## Goal
Take every line from the listing below that contains "selected".

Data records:
..............................

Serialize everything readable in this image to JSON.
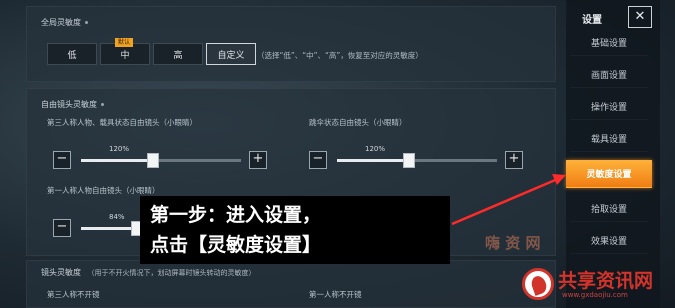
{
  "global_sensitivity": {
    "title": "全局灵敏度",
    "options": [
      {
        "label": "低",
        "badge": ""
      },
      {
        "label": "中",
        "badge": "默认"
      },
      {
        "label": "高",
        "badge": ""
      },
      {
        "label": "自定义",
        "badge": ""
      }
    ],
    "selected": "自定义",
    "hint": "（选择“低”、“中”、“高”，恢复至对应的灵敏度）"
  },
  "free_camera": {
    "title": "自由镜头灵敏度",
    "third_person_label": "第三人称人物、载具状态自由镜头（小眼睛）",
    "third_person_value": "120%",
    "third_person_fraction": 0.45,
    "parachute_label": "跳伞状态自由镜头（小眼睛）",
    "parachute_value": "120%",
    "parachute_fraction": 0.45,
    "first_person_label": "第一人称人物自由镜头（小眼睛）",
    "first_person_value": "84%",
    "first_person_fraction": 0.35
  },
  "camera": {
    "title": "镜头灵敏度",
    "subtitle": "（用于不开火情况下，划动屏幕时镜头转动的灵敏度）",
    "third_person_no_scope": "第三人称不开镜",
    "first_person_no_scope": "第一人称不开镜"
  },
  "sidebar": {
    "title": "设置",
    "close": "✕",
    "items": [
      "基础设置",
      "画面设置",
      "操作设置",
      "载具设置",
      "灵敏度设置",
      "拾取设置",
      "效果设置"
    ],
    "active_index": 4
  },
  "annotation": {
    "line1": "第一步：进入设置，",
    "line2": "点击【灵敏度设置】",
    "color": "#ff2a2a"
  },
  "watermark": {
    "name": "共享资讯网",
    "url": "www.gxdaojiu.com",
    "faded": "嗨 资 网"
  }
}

..............................

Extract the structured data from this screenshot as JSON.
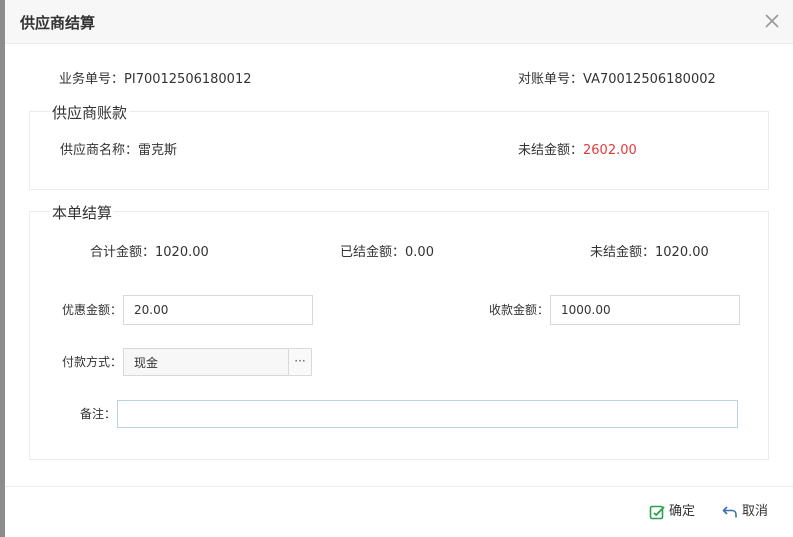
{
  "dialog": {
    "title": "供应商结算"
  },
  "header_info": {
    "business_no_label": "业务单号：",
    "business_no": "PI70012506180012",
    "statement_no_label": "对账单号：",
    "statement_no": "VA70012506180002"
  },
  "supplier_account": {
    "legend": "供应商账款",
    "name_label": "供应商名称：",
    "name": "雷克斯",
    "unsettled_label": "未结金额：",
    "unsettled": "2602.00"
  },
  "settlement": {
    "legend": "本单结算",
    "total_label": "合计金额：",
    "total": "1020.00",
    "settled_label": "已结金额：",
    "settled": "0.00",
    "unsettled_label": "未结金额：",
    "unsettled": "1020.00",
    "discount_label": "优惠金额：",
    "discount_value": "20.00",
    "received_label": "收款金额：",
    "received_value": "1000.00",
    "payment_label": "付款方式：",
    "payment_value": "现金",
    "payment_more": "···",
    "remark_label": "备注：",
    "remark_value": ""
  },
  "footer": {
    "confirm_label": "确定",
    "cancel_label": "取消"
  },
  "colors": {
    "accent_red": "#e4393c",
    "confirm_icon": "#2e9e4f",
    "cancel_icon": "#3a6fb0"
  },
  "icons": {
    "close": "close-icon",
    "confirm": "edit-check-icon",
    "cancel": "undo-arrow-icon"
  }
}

..............................

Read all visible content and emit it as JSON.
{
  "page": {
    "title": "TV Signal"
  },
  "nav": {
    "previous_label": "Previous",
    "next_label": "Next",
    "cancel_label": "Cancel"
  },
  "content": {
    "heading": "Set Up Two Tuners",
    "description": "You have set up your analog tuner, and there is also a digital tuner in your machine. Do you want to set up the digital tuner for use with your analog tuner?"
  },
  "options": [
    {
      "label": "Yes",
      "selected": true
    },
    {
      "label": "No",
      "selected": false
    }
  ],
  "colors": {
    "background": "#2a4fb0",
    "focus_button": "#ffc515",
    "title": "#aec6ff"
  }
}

..............................

## Exercise answer
    "selected": "自定义",
      "selected": true
      "selected": false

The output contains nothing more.